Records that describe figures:

-- BEGIN --

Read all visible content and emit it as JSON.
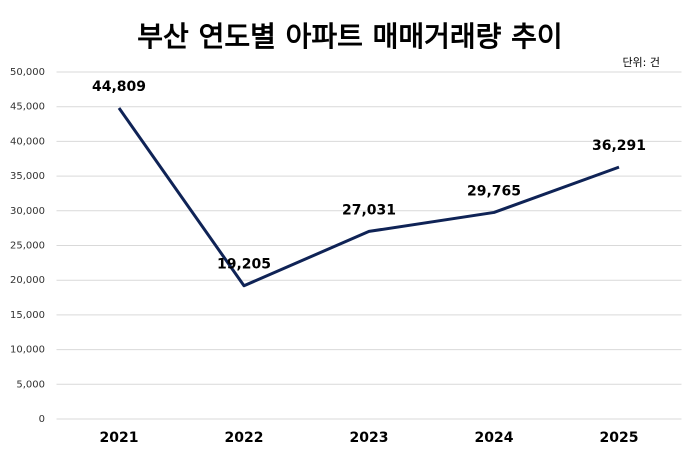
{
  "chart_data": {
    "type": "line",
    "title": "부산 연도별 아파트 매매거래량 추이",
    "unit_note": "단위: 건",
    "categories": [
      "2021",
      "2022",
      "2023",
      "2024",
      "2025"
    ],
    "series": [
      {
        "name": "매매거래량",
        "color": "#0f2356",
        "values": [
          44809,
          19205,
          27031,
          29765,
          36291
        ],
        "value_labels": [
          "44,809",
          "19,205",
          "27,031",
          "29,765",
          "36,291"
        ]
      }
    ],
    "ylim": [
      0,
      50000
    ],
    "yticks": [
      0,
      {
        "value": 5000,
        "label": "5,000"
      },
      {
        "value": 10000,
        "label": "10,000"
      },
      {
        "value": 15000,
        "label": "15,000"
      },
      {
        "value": 20000,
        "label": "20,000"
      },
      {
        "value": 25000,
        "label": "25,000"
      },
      {
        "value": 30000,
        "label": "30,000"
      },
      {
        "value": 35000,
        "label": "35,000"
      },
      {
        "value": 40000,
        "label": "40,000"
      },
      {
        "value": 45000,
        "label": "45,000"
      },
      {
        "value": 50000,
        "label": "50,000"
      }
    ],
    "grid": true,
    "legend": false
  }
}
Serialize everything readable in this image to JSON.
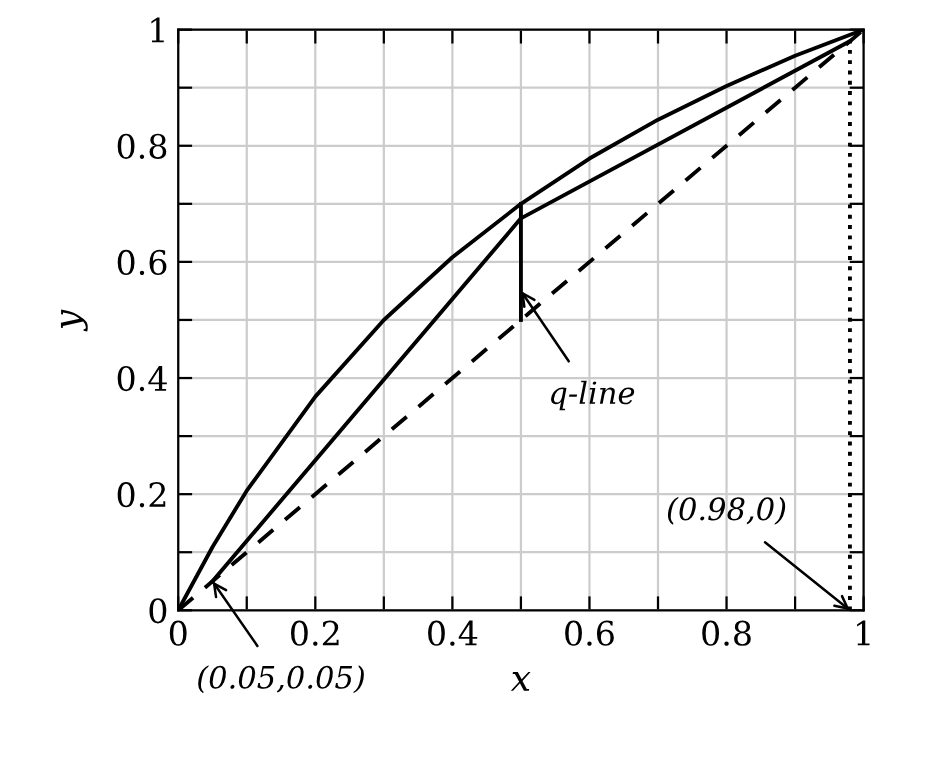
{
  "chart_data": {
    "type": "line",
    "xlabel": "x",
    "ylabel": "y",
    "xlim": [
      0,
      1
    ],
    "ylim": [
      0,
      1
    ],
    "xticks": [
      0,
      {
        "value": 0.1,
        "label": null
      },
      0.2,
      {
        "value": 0.3,
        "label": null
      },
      0.4,
      {
        "value": 0.5,
        "label": null
      },
      0.6,
      {
        "value": 0.7,
        "label": null
      },
      0.8,
      {
        "value": 0.9,
        "label": null
      },
      1
    ],
    "yticks": [
      0,
      {
        "value": 0.1,
        "label": null
      },
      0.2,
      {
        "value": 0.3,
        "label": null
      },
      0.4,
      {
        "value": 0.5,
        "label": null
      },
      0.6,
      {
        "value": 0.7,
        "label": null
      },
      0.8,
      {
        "value": 0.9,
        "label": null
      },
      1
    ],
    "grid": true,
    "series": [
      {
        "color": "#000000",
        "line_style": "solid",
        "x": [
          0,
          0.05,
          0.1,
          0.2,
          0.3,
          0.4,
          0.5,
          0.6,
          0.7,
          0.8,
          0.9,
          1
        ],
        "values": [
          0,
          0.109,
          0.206,
          0.368,
          0.5,
          0.608,
          0.7,
          0.778,
          0.845,
          0.903,
          0.955,
          1
        ]
      },
      {
        "color": "#000000",
        "line_style": "dashed",
        "x": [
          0,
          1
        ],
        "values": [
          0,
          1
        ]
      },
      {
        "color": "#000000",
        "line_style": "solid",
        "x": [
          0.05,
          0.5,
          0.98
        ],
        "values": [
          0.05,
          0.675,
          0.98
        ]
      },
      {
        "color": "#000000",
        "line_style": "solid",
        "x": [
          0.5,
          0.5
        ],
        "values": [
          0.5,
          0.7
        ]
      },
      {
        "color": "#000000",
        "line_style": "dotted",
        "x": [
          0.98,
          0.98
        ],
        "values": [
          0,
          0.98
        ]
      }
    ],
    "annotations": [
      {
        "text": "q-line",
        "x": 0.5,
        "y": 0.55
      },
      {
        "text": "(0.98,0)",
        "x": 0.98,
        "y": 0
      },
      {
        "text": "(0.05,0.05)",
        "x": 0.05,
        "y": 0.05
      }
    ]
  }
}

-- END --

◆ **WRITTEN REQUEST**
Transcribe the material exactly, and leave out whatever pictures it holds.

◆ **TASK RESPONSE**
Read all visible content and emit it as JSON.
{
  "chart_data": {
    "type": "line",
    "title": "부산 연도별 아파트 매매거래량 추이",
    "unit_note": "단위: 건",
    "categories": [
      "2021",
      "2022",
      "2023",
      "2024",
      "2025"
    ],
    "series": [
      {
        "name": "매매거래량",
        "color": "#0f2356",
        "values": [
          44809,
          19205,
          27031,
          29765,
          36291
        ],
        "value_labels": [
          "44,809",
          "19,205",
          "27,031",
          "29,765",
          "36,291"
        ]
      }
    ],
    "ylim": [
      0,
      50000
    ],
    "yticks": [
      0,
      {
        "value": 5000,
        "label": "5,000"
      },
      {
        "value": 10000,
        "label": "10,000"
      },
      {
        "value": 15000,
        "label": "15,000"
      },
      {
        "value": 20000,
        "label": "20,000"
      },
      {
        "value": 25000,
        "label": "25,000"
      },
      {
        "value": 30000,
        "label": "30,000"
      },
      {
        "value": 35000,
        "label": "35,000"
      },
      {
        "value": 40000,
        "label": "40,000"
      },
      {
        "value": 45000,
        "label": "45,000"
      },
      {
        "value": 50000,
        "label": "50,000"
      }
    ],
    "grid": true,
    "legend": false
  }
}
Serialize everything readable in this image to JSON.
{
  "chart_data": {
    "type": "line",
    "xlabel": "x",
    "ylabel": "y",
    "xlim": [
      0,
      1
    ],
    "ylim": [
      0,
      1
    ],
    "xticks": [
      0,
      {
        "value": 0.1,
        "label": null
      },
      0.2,
      {
        "value": 0.3,
        "label": null
      },
      0.4,
      {
        "value": 0.5,
        "label": null
      },
      0.6,
      {
        "value": 0.7,
        "label": null
      },
      0.8,
      {
        "value": 0.9,
        "label": null
      },
      1
    ],
    "yticks": [
      0,
      {
        "value": 0.1,
        "label": null
      },
      0.2,
      {
        "value": 0.3,
        "label": null
      },
      0.4,
      {
        "value": 0.5,
        "label": null
      },
      0.6,
      {
        "value": 0.7,
        "label": null
      },
      0.8,
      {
        "value": 0.9,
        "label": null
      },
      1
    ],
    "grid": true,
    "series": [
      {
        "color": "#000000",
        "line_style": "solid",
        "x": [
          0,
          0.05,
          0.1,
          0.2,
          0.3,
          0.4,
          0.5,
          0.6,
          0.7,
          0.8,
          0.9,
          1
        ],
        "values": [
          0,
          0.109,
          0.206,
          0.368,
          0.5,
          0.608,
          0.7,
          0.778,
          0.845,
          0.903,
          0.955,
          1
        ]
      },
      {
        "color": "#000000",
        "line_style": "dashed",
        "x": [
          0,
          1
        ],
        "values": [
          0,
          1
        ]
      },
      {
        "color": "#000000",
        "line_style": "solid",
        "x": [
          0.05,
          0.5,
          0.98
        ],
        "values": [
          0.05,
          0.675,
          0.98
        ]
      },
      {
        "color": "#000000",
        "line_style": "solid",
        "x": [
          0.5,
          0.5
        ],
        "values": [
          0.5,
          0.7
        ]
      },
      {
        "color": "#000000",
        "line_style": "dotted",
        "x": [
          0.98,
          0.98
        ],
        "values": [
          0,
          0.98
        ]
      }
    ],
    "annotations": [
      {
        "text": "q-line",
        "x": 0.5,
        "y": 0.55
      },
      {
        "text": "(0.98,0)",
        "x": 0.98,
        "y": 0
      },
      {
        "text": "(0.05,0.05)",
        "x": 0.05,
        "y": 0.05
      }
    ]
  }
}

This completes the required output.